> **AIM**: Work through the entries below and report how many lines include "very". The number alone is the answer.

[Extracted data entries]
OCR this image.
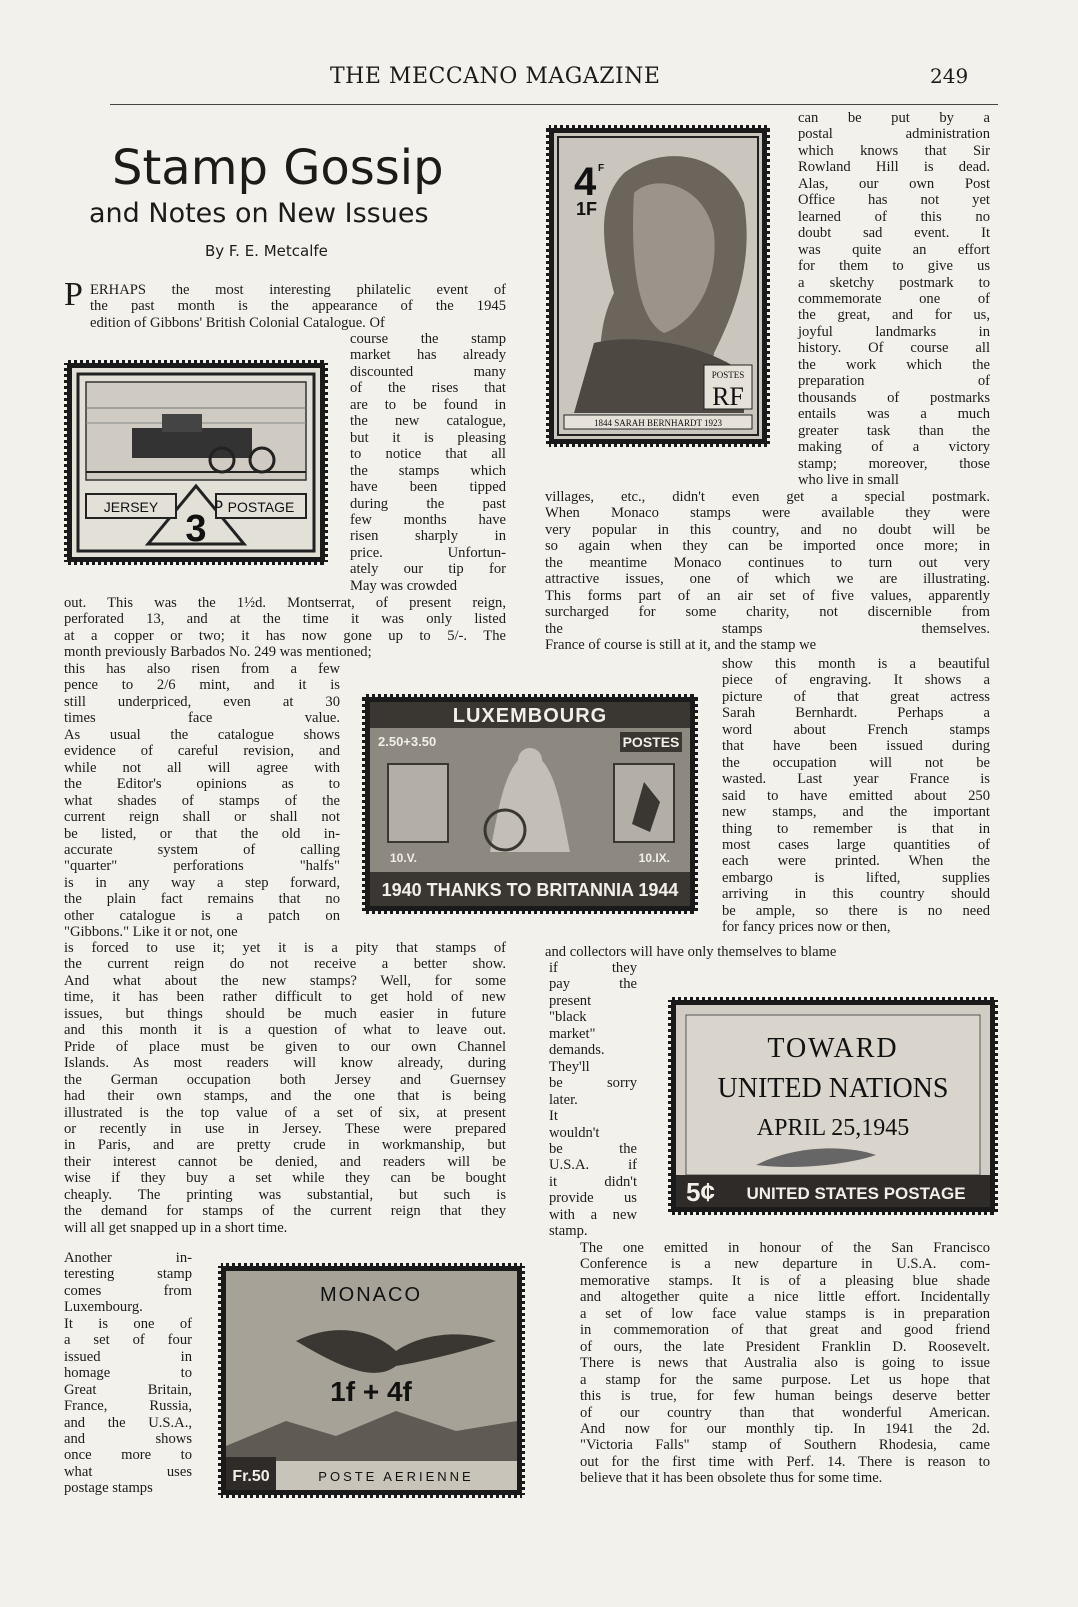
THE MECCANO MAGAZINE	249
Stamp Gossip
and Notes on New Issues
By F. E. Metcalfe
P ERHAPS the most interesting philatelic event of
the past month is the appearance of the 1945
edition of Gibbons' British Colonial Catalogue. Of
course the stamp
market has already
discounted many
of the rises that
are to be found in
the new catalogue,
but it is pleasing
to notice that all
the stamps which
have been tipped
during the past
few months have
risen sharply in
price. Unfortun-
ately our tip for
May was crowded
out. This was the 1½d. Montserrat, of present reign,
perforated 13, and at the time it was only listed
at a copper or two; it has now gone up to 5/-. The
month previously Barbados No. 249 was mentioned;
this has also risen from a few
pence to 2/6 mint, and it is
still underpriced, even at 30
times face value.
As usual the catalogue shows
evidence of careful revision, and
while not all will agree with
the Editor's opinions as to
what shades of stamps of the
current reign shall or shall not
be listed, or that the old in-
accurate system of calling
"quarter" perforations "halfs"
is in any way a step forward,
the plain fact remains that no
other catalogue is a patch on
"Gibbons." Like it or not, one
is forced to use it; yet it is a pity that stamps of
the current reign do not receive a better show.
And what about the new stamps? Well, for some
time, it has been rather difficult to get hold of new
issues, but things should be much easier in future
and this month it is a question of what to leave out.
Pride of place must be given to our own Channel
Islands. As most readers will know already, during
the German occupation both Jersey and Guernsey
had their own stamps, and the one that is being
illustrated is the top value of a set of six, at present
or recently in use in Jersey. These were prepared
in Paris, and are pretty crude in workmanship, but
their interest cannot be denied, and readers will be
wise if they buy a set while they can be bought
cheaply. The printing was substantial, but such is
the demand for stamps of the current reign that they
will all get snapped up in a short time.
Another in-
teresting stamp
comes from
Luxembourg.
It is one of
a set of four
issued in
homage to
Great Britain,
France, Russia,
and the U.S.A.,
and shows
once more to
what uses
postage stamps
can be put by a
postal administration
which knows that Sir
Rowland Hill is dead.
Alas, our own Post
Office has not yet
learned of this no
doubt sad event. It
was quite an effort
for them to give us
a sketchy postmark to
commemorate one of
the great, and for us,
joyful landmarks in
history. Of course all
the work which the
preparation of
thousands of postmarks
entails was a much
greater task than the
making of a victory
stamp; moreover, those
who live in small
villages, etc., didn't even get a special postmark.
When Monaco stamps were available they were
very popular in this country, and no doubt will be
so again when they can be imported once more; in
the meantime Monaco continues to turn out very
attractive issues, one of which we are illustrating.
This forms part of an air set of five values, apparently
surcharged for some charity, not discernible from
the stamps themselves.
France of course is still at it, and the stamp we
show this month is a beautiful
piece of engraving. It shows a
picture of that great actress
Sarah Bernhardt. Perhaps a
word about French stamps
that have been issued during
the occupation will not be
wasted. Last year France is
said to have emitted about 250
new stamps, and the important
thing to remember is that in
most cases large quantities of
each were printed. When the
embargo is lifted, supplies
arriving in this country should
be ample, so there is no need
for fancy prices now or then,
and collectors will have only themselves to blame
if they
pay the
present
"black
market"
demands.
They'll
be sorry
later.
It
wouldn't
be the
U.S.A. if
it didn't
provide us
with a new
stamp.
The one emitted in honour of the San Francisco
Conference is a new departure in U.S.A. com-
memorative stamps. It is of a pleasing blue shade
and altogether quite a nice little effort. Incidentally
a set of low face value stamps is in preparation
in commemoration of that great and good friend
of ours, the late President Franklin D. Roosevelt.
There is news that Australia also is going to issue
a stamp for the same purpose. Let us hope that
this is true, for few human beings deserve better
of our country than that wonderful American.
And now for our monthly tip. In 1941 the 2d.
"Victoria Falls" stamp of Southern Rhodesia, came
out for the first time with Perf. 14. There is reason to
believe that it has been obsolete thus for some time.
JERSEY	POSTAGE
3
D
4 F
1F
POSTES
RF
1844 SARAH BERNHARDT 1923
LUXEMBOURG
2.50+3.50	POSTES
10.V.	10.IX.
1940 THANKS TO BRITANNIA 1944
TOWARD
UNITED NATIONS
APRIL 25,1945
5¢ UNITED STATES POSTAGE
MONACO
1f + 4f
Fr.50	POSTE AERIENNE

> **ANSWER TO THE TASK**: 2